Data for the task >>
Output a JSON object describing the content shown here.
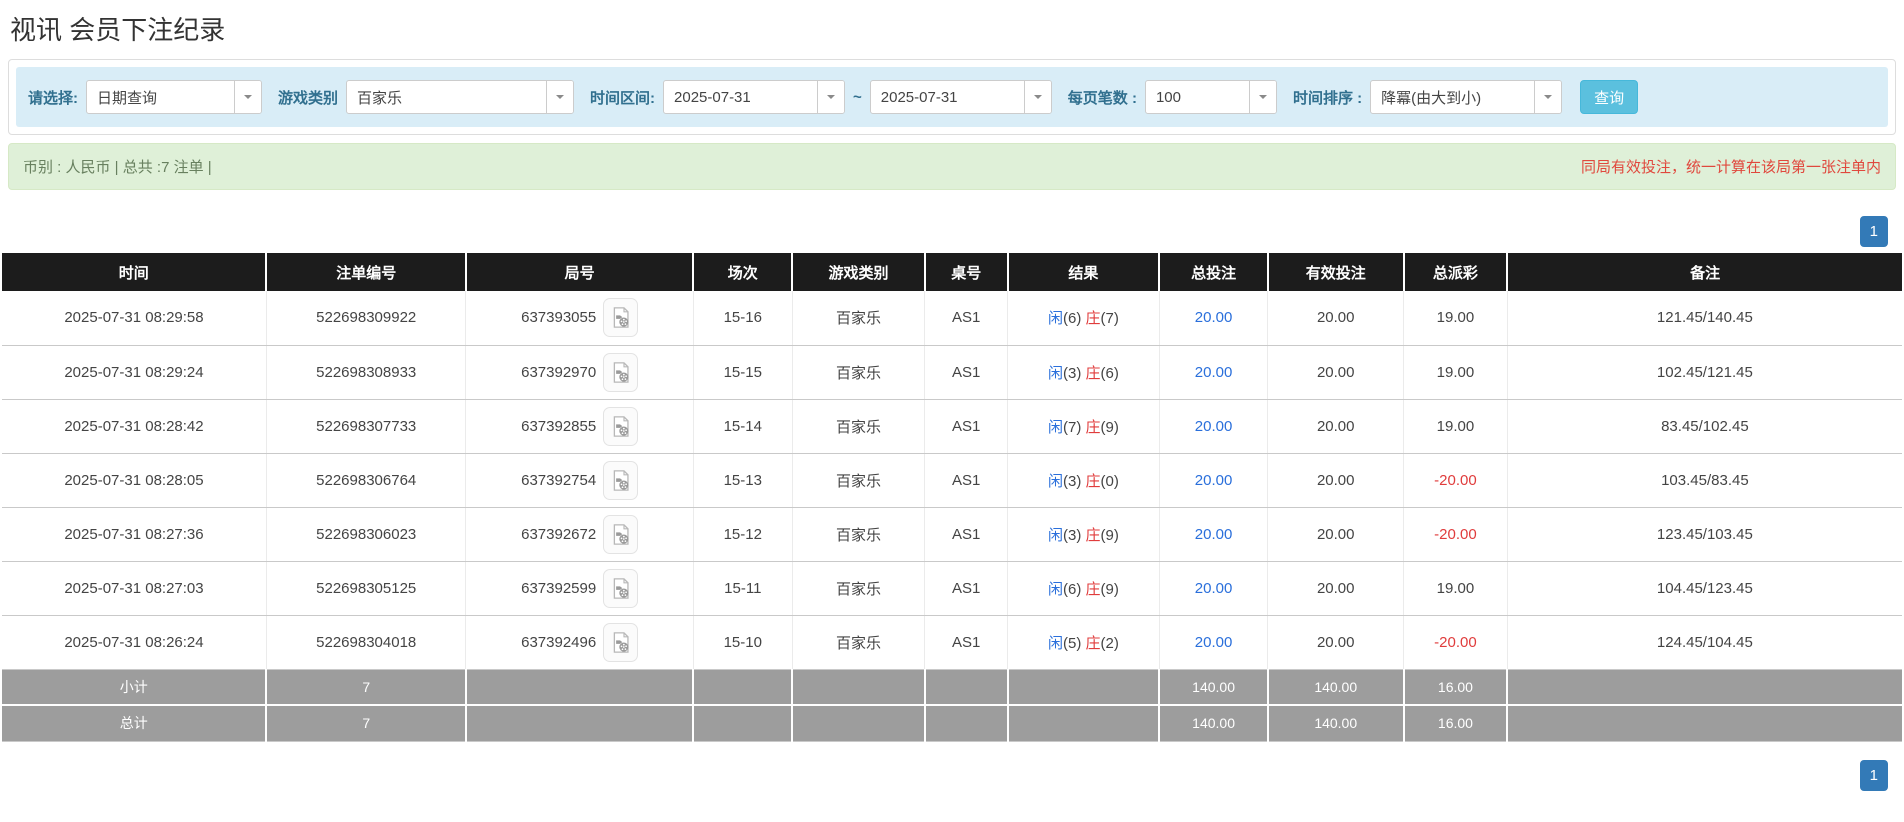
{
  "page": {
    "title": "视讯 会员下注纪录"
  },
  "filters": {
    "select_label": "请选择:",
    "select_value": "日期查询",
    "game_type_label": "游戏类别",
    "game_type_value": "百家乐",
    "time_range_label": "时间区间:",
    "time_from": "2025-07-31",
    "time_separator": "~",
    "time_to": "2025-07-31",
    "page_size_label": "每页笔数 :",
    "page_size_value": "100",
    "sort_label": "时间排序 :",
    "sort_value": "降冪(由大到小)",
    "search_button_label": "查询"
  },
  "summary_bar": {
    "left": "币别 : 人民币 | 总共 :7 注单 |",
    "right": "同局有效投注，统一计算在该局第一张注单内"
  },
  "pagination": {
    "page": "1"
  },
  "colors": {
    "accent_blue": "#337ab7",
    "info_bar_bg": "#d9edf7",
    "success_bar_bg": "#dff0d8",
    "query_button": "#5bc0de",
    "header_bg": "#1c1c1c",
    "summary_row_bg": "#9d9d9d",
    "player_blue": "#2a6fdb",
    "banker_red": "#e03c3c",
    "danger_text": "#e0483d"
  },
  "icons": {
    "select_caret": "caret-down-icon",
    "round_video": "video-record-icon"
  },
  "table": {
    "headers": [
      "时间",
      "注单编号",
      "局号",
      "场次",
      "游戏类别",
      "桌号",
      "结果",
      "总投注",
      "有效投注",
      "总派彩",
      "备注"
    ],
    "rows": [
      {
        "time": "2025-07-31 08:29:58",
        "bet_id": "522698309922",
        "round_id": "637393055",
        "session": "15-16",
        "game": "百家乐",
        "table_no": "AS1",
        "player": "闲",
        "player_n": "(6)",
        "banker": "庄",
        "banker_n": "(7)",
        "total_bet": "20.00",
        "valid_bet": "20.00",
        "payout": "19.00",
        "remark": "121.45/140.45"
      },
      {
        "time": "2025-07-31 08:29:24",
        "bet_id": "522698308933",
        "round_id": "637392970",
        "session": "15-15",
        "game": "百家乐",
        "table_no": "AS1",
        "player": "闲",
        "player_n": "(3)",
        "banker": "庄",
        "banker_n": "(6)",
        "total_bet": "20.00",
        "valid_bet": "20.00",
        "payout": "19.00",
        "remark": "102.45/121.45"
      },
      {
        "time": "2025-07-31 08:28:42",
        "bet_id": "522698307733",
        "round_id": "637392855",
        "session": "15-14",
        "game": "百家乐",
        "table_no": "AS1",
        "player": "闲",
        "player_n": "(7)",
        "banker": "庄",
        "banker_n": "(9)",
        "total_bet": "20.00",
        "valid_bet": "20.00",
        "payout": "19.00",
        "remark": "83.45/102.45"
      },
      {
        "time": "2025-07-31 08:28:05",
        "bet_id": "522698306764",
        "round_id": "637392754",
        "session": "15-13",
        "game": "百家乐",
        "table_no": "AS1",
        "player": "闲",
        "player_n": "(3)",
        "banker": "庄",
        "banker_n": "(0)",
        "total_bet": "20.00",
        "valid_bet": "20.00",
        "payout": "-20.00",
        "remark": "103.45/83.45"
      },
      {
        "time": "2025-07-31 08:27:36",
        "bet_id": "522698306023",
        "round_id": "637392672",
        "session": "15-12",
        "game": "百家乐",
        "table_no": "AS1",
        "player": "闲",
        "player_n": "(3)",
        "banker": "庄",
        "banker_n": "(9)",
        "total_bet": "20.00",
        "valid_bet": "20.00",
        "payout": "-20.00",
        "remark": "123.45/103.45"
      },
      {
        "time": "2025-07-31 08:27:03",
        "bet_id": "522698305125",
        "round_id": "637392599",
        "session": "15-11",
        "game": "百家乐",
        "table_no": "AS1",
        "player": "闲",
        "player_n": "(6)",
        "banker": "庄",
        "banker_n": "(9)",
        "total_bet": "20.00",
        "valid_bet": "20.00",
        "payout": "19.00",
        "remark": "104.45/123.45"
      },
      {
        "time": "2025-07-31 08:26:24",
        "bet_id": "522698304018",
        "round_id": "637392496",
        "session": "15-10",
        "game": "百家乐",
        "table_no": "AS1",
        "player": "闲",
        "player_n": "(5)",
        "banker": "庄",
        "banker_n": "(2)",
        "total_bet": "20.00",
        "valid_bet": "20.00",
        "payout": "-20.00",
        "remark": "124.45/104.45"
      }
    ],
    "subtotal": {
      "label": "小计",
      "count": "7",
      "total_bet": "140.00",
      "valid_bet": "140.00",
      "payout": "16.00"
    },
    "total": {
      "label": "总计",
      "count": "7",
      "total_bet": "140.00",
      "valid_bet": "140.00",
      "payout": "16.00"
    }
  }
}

Exercise >>
Exclude the images and reproduce the remaining data exactly.

In response >>
Output a JSON object describing the content shown here.
{
  "page": {
    "title": "视讯 会员下注纪录"
  },
  "filters": {
    "select_label": "请选择:",
    "select_value": "日期查询",
    "game_type_label": "游戏类别",
    "game_type_value": "百家乐",
    "time_range_label": "时间区间:",
    "time_from": "2025-07-31",
    "time_separator": "~",
    "time_to": "2025-07-31",
    "page_size_label": "每页笔数 :",
    "page_size_value": "100",
    "sort_label": "时间排序 :",
    "sort_value": "降冪(由大到小)",
    "search_button_label": "查询"
  },
  "summary_bar": {
    "left": "币别 : 人民币 | 总共 :7 注单 |",
    "right": "同局有效投注，统一计算在该局第一张注单内"
  },
  "pagination": {
    "page": "1"
  },
  "colors": {
    "accent_blue": "#337ab7",
    "info_bar_bg": "#d9edf7",
    "success_bar_bg": "#dff0d8",
    "query_button": "#5bc0de",
    "header_bg": "#1c1c1c",
    "summary_row_bg": "#9d9d9d",
    "player_blue": "#2a6fdb",
    "banker_red": "#e03c3c",
    "danger_text": "#e0483d"
  },
  "icons": {
    "select_caret": "caret-down-icon",
    "round_video": "video-record-icon"
  },
  "table": {
    "headers": [
      "时间",
      "注单编号",
      "局号",
      "场次",
      "游戏类别",
      "桌号",
      "结果",
      "总投注",
      "有效投注",
      "总派彩",
      "备注"
    ],
    "rows": [
      {
        "time": "2025-07-31 08:29:58",
        "bet_id": "522698309922",
        "round_id": "637393055",
        "session": "15-16",
        "game": "百家乐",
        "table_no": "AS1",
        "player": "闲",
        "player_n": "(6)",
        "banker": "庄",
        "banker_n": "(7)",
        "total_bet": "20.00",
        "valid_bet": "20.00",
        "payout": "19.00",
        "remark": "121.45/140.45"
      },
      {
        "time": "2025-07-31 08:29:24",
        "bet_id": "522698308933",
        "round_id": "637392970",
        "session": "15-15",
        "game": "百家乐",
        "table_no": "AS1",
        "player": "闲",
        "player_n": "(3)",
        "banker": "庄",
        "banker_n": "(6)",
        "total_bet": "20.00",
        "valid_bet": "20.00",
        "payout": "19.00",
        "remark": "102.45/121.45"
      },
      {
        "time": "2025-07-31 08:28:42",
        "bet_id": "522698307733",
        "round_id": "637392855",
        "session": "15-14",
        "game": "百家乐",
        "table_no": "AS1",
        "player": "闲",
        "player_n": "(7)",
        "banker": "庄",
        "banker_n": "(9)",
        "total_bet": "20.00",
        "valid_bet": "20.00",
        "payout": "19.00",
        "remark": "83.45/102.45"
      },
      {
        "time": "2025-07-31 08:28:05",
        "bet_id": "522698306764",
        "round_id": "637392754",
        "session": "15-13",
        "game": "百家乐",
        "table_no": "AS1",
        "player": "闲",
        "player_n": "(3)",
        "banker": "庄",
        "banker_n": "(0)",
        "total_bet": "20.00",
        "valid_bet": "20.00",
        "payout": "-20.00",
        "remark": "103.45/83.45"
      },
      {
        "time": "2025-07-31 08:27:36",
        "bet_id": "522698306023",
        "round_id": "637392672",
        "session": "15-12",
        "game": "百家乐",
        "table_no": "AS1",
        "player": "闲",
        "player_n": "(3)",
        "banker": "庄",
        "banker_n": "(9)",
        "total_bet": "20.00",
        "valid_bet": "20.00",
        "payout": "-20.00",
        "remark": "123.45/103.45"
      },
      {
        "time": "2025-07-31 08:27:03",
        "bet_id": "522698305125",
        "round_id": "637392599",
        "session": "15-11",
        "game": "百家乐",
        "table_no": "AS1",
        "player": "闲",
        "player_n": "(6)",
        "banker": "庄",
        "banker_n": "(9)",
        "total_bet": "20.00",
        "valid_bet": "20.00",
        "payout": "19.00",
        "remark": "104.45/123.45"
      },
      {
        "time": "2025-07-31 08:26:24",
        "bet_id": "522698304018",
        "round_id": "637392496",
        "session": "15-10",
        "game": "百家乐",
        "table_no": "AS1",
        "player": "闲",
        "player_n": "(5)",
        "banker": "庄",
        "banker_n": "(2)",
        "total_bet": "20.00",
        "valid_bet": "20.00",
        "payout": "-20.00",
        "remark": "124.45/104.45"
      }
    ],
    "subtotal": {
      "label": "小计",
      "count": "7",
      "total_bet": "140.00",
      "valid_bet": "140.00",
      "payout": "16.00"
    },
    "total": {
      "label": "总计",
      "count": "7",
      "total_bet": "140.00",
      "valid_bet": "140.00",
      "payout": "16.00"
    }
  }
}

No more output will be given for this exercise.